Description of the task ->
Write out the entries verbatim and leave the images out of the copy.

Data to process ->
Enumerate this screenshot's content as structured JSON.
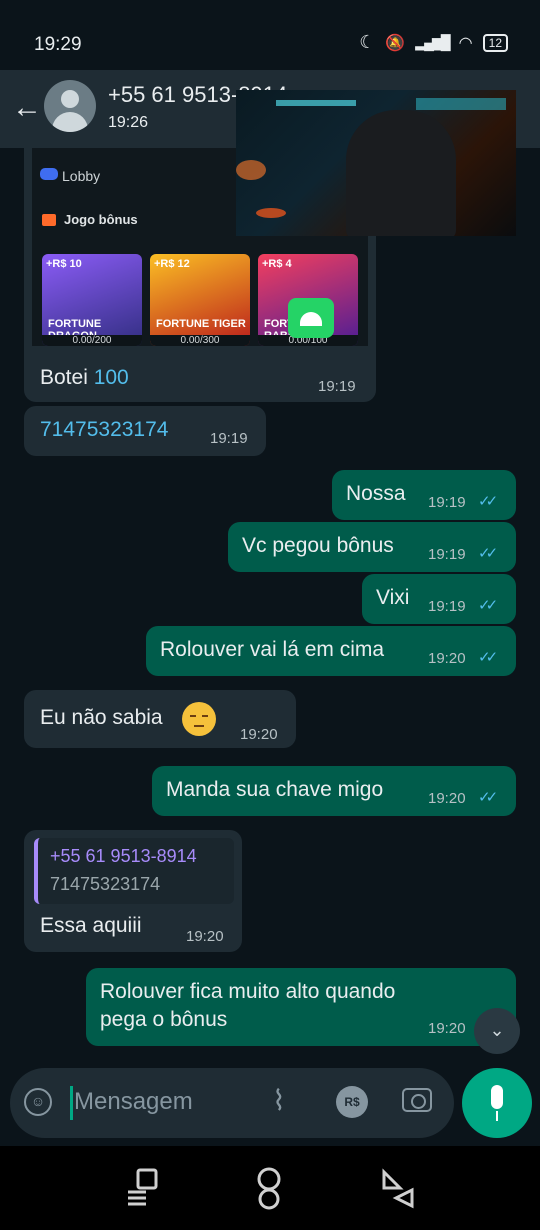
{
  "status_bar": {
    "time": "19:29",
    "battery": "12"
  },
  "header": {
    "contact": "+55 61 9513-8914",
    "status": "19:26"
  },
  "embedded_card": {
    "lobby_label": "Lobby",
    "bonus_title": "Jogo bônus",
    "games": [
      {
        "tag": "+R$ 10",
        "name": "FORTUNE DRAGON",
        "score": "0.00/200",
        "color": "#7c3aed"
      },
      {
        "tag": "+R$ 12",
        "name": "FORTUNE TIGER",
        "score": "0.00/300",
        "color": "#f59e0b"
      },
      {
        "tag": "+R$ 4",
        "name": "FORTUNE RABBIT",
        "score": "0.00/100",
        "color": "#e11d48"
      }
    ],
    "caption_text": "Botei ",
    "caption_number": "100",
    "time": "19:19"
  },
  "messages": [
    {
      "text": "71475323174",
      "time": "19:19"
    },
    {
      "text": "Nossa",
      "time": "19:19"
    },
    {
      "text": "Vc pegou bônus",
      "time": "19:19"
    },
    {
      "text": "Vixi",
      "time": "19:19"
    },
    {
      "text": "Rolouver vai lá em cima",
      "time": "19:20"
    },
    {
      "text": "Eu não sabia",
      "time": "19:20"
    },
    {
      "text": "Manda sua chave migo",
      "time": "19:20"
    },
    {
      "text": "Essa aquiii",
      "time": "19:20"
    },
    {
      "text_line1": "Rolouver fica muito alto quando",
      "text_line2": "pega o bônus",
      "time": "19:20"
    }
  ],
  "quoted": {
    "name": "+55 61 9513-8914",
    "text": "71475323174"
  },
  "composer": {
    "placeholder": "Mensagem",
    "pay_label": "R$"
  },
  "colors": {
    "incoming": "#1f2c34",
    "outgoing": "#005c4b",
    "accent": "#00a884",
    "read_ticks": "#53bdeb"
  }
}
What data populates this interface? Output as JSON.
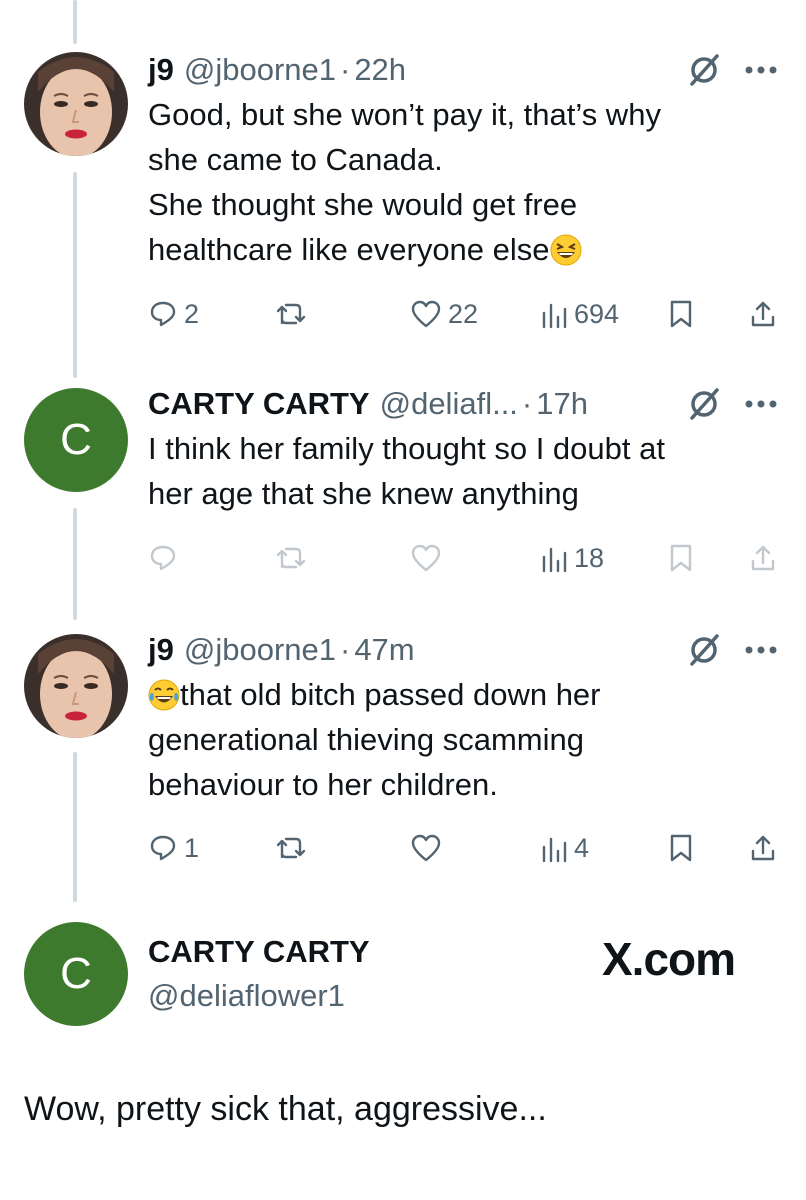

Reply to the exercise ->
Enumerate this screenshot's content as structured JSON.
{
  "status_bar": {
    "time": "19:29",
    "battery": "12"
  },
  "header": {
    "contact": "+55 61 9513-8914",
    "status": "19:26"
  },
  "embedded_card": {
    "lobby_label": "Lobby",
    "bonus_title": "Jogo bônus",
    "games": [
      {
        "tag": "+R$ 10",
        "name": "FORTUNE DRAGON",
        "score": "0.00/200",
        "color": "#7c3aed"
      },
      {
        "tag": "+R$ 12",
        "name": "FORTUNE TIGER",
        "score": "0.00/300",
        "color": "#f59e0b"
      },
      {
        "tag": "+R$ 4",
        "name": "FORTUNE RABBIT",
        "score": "0.00/100",
        "color": "#e11d48"
      }
    ],
    "caption_text": "Botei ",
    "caption_number": "100",
    "time": "19:19"
  },
  "messages": [
    {
      "text": "71475323174",
      "time": "19:19"
    },
    {
      "text": "Nossa",
      "time": "19:19"
    },
    {
      "text": "Vc pegou bônus",
      "time": "19:19"
    },
    {
      "text": "Vixi",
      "time": "19:19"
    },
    {
      "text": "Rolouver vai lá em cima",
      "time": "19:20"
    },
    {
      "text": "Eu não sabia",
      "time": "19:20"
    },
    {
      "text": "Manda sua chave migo",
      "time": "19:20"
    },
    {
      "text": "Essa aquiii",
      "time": "19:20"
    },
    {
      "text_line1": "Rolouver fica muito alto quando",
      "text_line2": "pega o bônus",
      "time": "19:20"
    }
  ],
  "quoted": {
    "name": "+55 61 9513-8914",
    "text": "71475323174"
  },
  "composer": {
    "placeholder": "Mensagem",
    "pay_label": "R$"
  },
  "colors": {
    "incoming": "#1f2c34",
    "outgoing": "#005c4b",
    "accent": "#00a884",
    "read_ticks": "#53bdeb"
  }
}
What data populates this interface? Output as JSON.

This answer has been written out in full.